>>>>>

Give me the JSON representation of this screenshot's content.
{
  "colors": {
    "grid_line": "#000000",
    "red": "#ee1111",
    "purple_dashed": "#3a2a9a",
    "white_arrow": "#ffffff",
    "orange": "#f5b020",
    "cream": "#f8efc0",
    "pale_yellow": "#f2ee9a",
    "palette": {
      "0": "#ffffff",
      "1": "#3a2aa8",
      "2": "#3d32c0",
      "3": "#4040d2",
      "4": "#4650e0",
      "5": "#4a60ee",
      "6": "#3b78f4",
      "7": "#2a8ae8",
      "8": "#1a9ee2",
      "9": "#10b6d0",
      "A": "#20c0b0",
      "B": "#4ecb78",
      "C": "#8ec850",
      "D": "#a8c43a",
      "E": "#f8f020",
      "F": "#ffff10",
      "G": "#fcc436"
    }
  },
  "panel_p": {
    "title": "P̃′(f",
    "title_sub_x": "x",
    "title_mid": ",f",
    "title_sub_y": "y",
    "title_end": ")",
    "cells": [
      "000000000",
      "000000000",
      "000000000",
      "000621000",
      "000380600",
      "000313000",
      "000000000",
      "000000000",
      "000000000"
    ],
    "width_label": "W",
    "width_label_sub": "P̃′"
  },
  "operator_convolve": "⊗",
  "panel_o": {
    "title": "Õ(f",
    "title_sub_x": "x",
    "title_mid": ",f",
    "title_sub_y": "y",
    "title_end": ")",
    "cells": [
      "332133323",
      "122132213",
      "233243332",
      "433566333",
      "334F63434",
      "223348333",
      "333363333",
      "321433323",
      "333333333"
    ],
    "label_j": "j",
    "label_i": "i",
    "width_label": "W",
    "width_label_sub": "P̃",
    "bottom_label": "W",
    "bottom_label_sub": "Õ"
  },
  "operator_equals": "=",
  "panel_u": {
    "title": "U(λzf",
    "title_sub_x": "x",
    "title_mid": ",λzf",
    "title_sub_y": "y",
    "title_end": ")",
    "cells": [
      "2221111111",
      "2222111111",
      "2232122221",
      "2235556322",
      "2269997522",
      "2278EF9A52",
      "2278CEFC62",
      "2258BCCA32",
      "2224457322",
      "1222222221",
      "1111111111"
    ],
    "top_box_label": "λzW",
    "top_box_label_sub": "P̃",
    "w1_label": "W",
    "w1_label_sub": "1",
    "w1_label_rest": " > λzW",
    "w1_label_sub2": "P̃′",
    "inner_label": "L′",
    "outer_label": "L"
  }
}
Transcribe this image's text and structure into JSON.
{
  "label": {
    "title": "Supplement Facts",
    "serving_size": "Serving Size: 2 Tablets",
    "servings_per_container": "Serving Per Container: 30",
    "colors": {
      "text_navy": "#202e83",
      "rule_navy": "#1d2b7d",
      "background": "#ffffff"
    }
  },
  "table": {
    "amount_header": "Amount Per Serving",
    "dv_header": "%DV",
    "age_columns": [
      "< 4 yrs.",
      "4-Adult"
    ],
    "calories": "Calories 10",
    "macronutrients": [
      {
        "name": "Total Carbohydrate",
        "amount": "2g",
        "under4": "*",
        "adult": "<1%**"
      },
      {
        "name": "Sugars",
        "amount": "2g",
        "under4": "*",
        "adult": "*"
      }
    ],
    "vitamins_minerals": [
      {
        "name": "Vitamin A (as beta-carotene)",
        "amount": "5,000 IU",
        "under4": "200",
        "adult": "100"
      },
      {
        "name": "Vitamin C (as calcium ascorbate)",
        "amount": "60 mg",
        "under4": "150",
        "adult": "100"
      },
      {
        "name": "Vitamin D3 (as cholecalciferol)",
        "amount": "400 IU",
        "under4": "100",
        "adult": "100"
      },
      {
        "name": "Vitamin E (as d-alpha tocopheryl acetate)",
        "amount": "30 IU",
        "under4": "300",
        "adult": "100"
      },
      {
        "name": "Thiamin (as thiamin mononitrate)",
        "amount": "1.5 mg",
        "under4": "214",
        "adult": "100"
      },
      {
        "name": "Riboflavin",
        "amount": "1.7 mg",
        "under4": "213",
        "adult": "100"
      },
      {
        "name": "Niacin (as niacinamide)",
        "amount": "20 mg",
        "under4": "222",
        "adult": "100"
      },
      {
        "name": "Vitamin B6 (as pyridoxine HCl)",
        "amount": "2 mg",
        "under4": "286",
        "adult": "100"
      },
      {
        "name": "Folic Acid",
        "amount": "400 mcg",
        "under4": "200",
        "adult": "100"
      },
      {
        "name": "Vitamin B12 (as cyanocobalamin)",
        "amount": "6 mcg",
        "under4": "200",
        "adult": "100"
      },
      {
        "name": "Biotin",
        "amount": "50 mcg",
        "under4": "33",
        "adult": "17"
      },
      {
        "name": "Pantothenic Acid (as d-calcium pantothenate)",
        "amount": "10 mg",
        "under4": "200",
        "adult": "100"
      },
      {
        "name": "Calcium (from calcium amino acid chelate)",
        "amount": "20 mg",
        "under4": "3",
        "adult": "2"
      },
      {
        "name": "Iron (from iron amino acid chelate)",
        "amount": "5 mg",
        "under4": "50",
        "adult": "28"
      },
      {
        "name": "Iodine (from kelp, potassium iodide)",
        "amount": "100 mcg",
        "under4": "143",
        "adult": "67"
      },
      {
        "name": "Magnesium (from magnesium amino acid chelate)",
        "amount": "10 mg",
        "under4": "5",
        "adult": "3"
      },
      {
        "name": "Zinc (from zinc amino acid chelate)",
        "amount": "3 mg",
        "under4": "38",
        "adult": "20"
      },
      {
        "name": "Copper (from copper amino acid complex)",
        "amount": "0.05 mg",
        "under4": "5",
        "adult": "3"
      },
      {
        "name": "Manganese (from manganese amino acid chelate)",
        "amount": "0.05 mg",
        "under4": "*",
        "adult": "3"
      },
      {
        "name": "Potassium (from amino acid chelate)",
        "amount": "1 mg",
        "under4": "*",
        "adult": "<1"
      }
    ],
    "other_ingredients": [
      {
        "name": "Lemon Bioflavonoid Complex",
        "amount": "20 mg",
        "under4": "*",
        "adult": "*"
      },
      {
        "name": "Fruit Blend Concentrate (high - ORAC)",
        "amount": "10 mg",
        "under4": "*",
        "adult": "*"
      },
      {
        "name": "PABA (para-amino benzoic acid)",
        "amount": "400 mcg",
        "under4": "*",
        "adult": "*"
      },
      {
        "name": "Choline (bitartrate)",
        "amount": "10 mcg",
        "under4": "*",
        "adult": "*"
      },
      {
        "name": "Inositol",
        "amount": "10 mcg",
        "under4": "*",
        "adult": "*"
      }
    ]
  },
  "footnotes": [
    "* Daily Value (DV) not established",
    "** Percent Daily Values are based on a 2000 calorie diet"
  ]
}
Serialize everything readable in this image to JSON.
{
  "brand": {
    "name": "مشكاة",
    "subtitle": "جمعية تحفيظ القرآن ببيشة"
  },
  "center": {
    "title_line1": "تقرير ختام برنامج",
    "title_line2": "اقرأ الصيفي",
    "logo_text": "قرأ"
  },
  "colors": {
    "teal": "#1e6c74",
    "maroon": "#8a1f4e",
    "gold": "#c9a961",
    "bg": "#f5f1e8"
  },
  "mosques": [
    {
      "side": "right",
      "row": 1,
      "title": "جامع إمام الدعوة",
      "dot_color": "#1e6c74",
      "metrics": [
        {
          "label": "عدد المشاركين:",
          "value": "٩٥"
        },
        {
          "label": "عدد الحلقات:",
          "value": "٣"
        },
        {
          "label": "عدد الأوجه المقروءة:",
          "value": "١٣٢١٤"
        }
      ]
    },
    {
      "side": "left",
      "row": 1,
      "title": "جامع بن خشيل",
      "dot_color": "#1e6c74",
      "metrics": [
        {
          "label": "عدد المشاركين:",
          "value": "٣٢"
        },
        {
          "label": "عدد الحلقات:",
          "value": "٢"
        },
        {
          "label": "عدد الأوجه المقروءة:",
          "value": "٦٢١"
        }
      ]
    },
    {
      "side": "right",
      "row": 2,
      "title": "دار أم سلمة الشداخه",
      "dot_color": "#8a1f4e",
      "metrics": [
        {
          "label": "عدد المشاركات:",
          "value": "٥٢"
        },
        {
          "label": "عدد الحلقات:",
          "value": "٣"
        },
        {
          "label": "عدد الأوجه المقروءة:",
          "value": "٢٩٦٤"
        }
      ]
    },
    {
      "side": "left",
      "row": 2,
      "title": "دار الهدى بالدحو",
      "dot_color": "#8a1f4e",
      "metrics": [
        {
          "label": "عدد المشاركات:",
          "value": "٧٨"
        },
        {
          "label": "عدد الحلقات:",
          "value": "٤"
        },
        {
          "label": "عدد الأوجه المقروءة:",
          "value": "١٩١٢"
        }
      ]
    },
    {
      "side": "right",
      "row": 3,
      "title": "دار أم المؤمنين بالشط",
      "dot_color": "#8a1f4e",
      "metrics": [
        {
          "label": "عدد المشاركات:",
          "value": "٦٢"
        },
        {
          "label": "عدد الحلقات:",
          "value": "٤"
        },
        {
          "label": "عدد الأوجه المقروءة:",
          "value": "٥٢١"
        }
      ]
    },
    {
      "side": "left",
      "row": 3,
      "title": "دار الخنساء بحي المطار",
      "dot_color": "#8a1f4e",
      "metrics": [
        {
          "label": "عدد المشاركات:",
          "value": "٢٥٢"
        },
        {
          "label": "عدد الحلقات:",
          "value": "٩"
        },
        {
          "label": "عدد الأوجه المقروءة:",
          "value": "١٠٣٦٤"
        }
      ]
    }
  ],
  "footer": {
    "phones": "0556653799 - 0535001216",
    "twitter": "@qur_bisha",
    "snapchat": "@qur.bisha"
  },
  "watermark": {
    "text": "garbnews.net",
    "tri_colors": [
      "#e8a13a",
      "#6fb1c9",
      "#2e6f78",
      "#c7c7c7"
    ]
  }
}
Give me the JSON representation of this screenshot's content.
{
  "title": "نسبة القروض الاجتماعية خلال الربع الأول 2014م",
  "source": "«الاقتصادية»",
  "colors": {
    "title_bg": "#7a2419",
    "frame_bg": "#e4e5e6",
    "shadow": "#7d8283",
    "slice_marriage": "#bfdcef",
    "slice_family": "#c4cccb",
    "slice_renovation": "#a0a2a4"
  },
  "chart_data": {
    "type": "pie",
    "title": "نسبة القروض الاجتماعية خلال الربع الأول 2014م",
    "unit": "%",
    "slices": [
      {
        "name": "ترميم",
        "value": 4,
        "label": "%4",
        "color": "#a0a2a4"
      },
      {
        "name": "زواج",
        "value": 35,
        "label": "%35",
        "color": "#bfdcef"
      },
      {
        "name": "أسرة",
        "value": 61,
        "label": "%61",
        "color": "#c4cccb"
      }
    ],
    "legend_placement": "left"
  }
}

<<<<<

> EXERCISE AIM: Check each line of the records above for "الاجتماعية", and copy those that have it.

> FINAL RESULT:
  "title": "نسبة القروض الاجتماعية خلال الربع الأول 2014م",
    "title": "نسبة القروض الاجتماعية خلال الربع الأول 2014م",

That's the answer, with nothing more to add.